**What you should do**
Repeat the lines of the listing below exactly, starting at the line that contains "Reverse-engineer this chart into JSON." and running through the last line, both included, and only those.
━━━━━━━━━━
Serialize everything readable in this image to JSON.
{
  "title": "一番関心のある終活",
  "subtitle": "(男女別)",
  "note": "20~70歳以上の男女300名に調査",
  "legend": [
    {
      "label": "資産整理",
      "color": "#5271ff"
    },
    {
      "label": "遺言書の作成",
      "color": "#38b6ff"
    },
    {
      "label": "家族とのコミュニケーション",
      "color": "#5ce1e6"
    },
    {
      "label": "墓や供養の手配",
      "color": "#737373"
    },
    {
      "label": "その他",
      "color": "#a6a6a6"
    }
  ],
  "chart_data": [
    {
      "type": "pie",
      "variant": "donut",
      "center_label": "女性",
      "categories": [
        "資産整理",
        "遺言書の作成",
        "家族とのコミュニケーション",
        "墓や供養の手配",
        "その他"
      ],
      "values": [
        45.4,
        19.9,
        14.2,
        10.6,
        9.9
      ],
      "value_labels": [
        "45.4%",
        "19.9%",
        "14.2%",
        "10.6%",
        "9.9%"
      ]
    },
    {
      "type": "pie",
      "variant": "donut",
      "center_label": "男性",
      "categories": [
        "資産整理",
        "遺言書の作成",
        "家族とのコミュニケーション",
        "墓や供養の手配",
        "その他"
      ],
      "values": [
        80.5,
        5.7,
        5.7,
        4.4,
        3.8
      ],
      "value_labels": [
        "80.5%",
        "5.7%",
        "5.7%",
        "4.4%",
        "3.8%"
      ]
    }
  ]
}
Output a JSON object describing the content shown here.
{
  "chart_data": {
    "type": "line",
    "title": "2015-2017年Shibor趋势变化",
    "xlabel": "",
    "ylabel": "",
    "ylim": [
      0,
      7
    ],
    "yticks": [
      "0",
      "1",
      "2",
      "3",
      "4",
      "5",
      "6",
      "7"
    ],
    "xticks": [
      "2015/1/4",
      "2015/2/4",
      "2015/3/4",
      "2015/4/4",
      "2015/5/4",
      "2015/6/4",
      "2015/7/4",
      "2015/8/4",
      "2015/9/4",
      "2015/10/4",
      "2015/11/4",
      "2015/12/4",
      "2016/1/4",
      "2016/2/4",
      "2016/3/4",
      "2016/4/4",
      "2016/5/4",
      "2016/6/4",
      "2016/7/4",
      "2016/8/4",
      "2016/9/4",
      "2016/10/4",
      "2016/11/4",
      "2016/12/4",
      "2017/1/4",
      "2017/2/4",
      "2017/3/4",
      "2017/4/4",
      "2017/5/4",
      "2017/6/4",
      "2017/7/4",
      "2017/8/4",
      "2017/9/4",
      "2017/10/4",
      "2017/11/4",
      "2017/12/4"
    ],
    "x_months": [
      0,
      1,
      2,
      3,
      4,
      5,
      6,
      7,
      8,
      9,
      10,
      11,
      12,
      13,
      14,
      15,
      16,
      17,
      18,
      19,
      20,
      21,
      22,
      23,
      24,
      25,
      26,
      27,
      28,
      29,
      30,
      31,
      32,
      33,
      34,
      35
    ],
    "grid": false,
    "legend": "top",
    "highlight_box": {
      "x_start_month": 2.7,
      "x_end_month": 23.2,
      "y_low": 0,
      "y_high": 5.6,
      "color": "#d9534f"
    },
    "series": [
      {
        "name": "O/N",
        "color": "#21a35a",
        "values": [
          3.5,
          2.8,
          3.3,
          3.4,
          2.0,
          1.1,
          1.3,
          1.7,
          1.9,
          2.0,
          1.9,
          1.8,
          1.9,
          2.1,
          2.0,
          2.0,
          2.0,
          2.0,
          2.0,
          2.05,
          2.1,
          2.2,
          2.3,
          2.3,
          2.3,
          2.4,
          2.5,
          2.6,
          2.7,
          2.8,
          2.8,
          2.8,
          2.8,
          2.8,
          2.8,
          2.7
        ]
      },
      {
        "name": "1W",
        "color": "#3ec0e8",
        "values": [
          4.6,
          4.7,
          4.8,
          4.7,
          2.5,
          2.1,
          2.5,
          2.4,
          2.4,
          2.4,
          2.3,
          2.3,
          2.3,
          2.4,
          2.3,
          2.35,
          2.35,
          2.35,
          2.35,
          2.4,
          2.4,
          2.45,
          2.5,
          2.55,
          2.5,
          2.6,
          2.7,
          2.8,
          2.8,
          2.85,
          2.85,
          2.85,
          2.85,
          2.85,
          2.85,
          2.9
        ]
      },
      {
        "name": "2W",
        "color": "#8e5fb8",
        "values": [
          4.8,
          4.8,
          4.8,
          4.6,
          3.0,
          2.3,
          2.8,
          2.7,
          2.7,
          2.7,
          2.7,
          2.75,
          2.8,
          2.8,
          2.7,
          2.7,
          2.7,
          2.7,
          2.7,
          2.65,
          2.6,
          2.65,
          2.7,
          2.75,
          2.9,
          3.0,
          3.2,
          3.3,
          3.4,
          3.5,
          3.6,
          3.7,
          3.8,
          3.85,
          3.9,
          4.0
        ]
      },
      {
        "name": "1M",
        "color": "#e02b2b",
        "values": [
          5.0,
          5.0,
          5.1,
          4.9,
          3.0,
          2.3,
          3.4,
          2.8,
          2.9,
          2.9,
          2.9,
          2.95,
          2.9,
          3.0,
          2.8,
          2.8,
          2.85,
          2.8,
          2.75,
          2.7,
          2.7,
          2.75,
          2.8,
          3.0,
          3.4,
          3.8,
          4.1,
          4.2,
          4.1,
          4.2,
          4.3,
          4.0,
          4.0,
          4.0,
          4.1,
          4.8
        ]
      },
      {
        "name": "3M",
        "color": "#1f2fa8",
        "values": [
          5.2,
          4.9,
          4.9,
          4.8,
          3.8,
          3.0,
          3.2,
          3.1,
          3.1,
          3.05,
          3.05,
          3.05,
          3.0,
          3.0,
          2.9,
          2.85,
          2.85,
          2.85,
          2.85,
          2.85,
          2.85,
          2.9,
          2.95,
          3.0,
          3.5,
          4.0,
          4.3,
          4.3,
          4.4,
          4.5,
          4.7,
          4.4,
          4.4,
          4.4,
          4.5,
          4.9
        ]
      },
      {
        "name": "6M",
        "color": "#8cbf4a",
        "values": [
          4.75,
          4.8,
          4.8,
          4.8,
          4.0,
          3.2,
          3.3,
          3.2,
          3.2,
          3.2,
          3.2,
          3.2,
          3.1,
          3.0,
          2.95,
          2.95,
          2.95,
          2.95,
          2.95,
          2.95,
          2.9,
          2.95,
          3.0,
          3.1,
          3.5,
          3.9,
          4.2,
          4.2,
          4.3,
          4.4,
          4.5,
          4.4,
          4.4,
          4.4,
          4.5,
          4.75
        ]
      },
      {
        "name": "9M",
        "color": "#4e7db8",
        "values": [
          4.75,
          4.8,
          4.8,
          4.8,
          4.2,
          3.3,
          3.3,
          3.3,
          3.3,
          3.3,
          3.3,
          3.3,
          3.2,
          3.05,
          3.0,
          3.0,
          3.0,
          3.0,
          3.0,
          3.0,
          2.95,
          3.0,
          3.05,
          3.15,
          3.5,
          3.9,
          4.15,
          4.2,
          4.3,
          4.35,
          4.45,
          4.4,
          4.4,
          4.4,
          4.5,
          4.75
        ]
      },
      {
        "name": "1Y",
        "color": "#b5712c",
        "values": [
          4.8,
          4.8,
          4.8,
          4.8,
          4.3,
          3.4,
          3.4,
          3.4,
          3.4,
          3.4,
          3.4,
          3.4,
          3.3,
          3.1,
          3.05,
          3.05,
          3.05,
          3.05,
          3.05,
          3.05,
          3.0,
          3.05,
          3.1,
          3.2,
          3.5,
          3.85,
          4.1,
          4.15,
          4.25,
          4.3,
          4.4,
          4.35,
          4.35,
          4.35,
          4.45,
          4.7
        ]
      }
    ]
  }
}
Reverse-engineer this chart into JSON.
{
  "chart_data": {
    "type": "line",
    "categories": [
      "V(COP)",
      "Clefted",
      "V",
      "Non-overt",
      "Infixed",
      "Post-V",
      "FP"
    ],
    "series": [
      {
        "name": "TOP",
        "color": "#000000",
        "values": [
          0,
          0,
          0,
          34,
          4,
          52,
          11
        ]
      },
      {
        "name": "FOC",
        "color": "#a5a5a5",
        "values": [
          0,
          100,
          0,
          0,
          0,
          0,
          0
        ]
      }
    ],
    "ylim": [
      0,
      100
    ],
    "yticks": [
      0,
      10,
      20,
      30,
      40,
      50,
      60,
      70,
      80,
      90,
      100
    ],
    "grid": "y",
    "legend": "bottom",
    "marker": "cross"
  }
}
━━━━━━━━━━
**The answer**
Reverse-engineer this chart into JSON.
{
  "chart_data": {
    "type": "line",
    "categories": [
      "V(COP)",
      "Clefted",
      "V",
      "Non-overt",
      "Infixed",
      "Post-V",
      "FP"
    ],
    "series": [
      {
        "name": "TOP",
        "color": "#000000",
        "values": [
          0,
          0,
          0,
          34,
          4,
          52,
          11
        ]
      },
      {
        "name": "FOC",
        "color": "#a5a5a5",
        "values": [
          0,
          100,
          0,
          0,
          0,
          0,
          0
        ]
      }
    ],
    "ylim": [
      0,
      100
    ],
    "yticks": [
      0,
      10,
      20,
      30,
      40,
      50,
      60,
      70,
      80,
      90,
      100
    ],
    "grid": "y",
    "legend": "bottom",
    "marker": "cross"
  }
}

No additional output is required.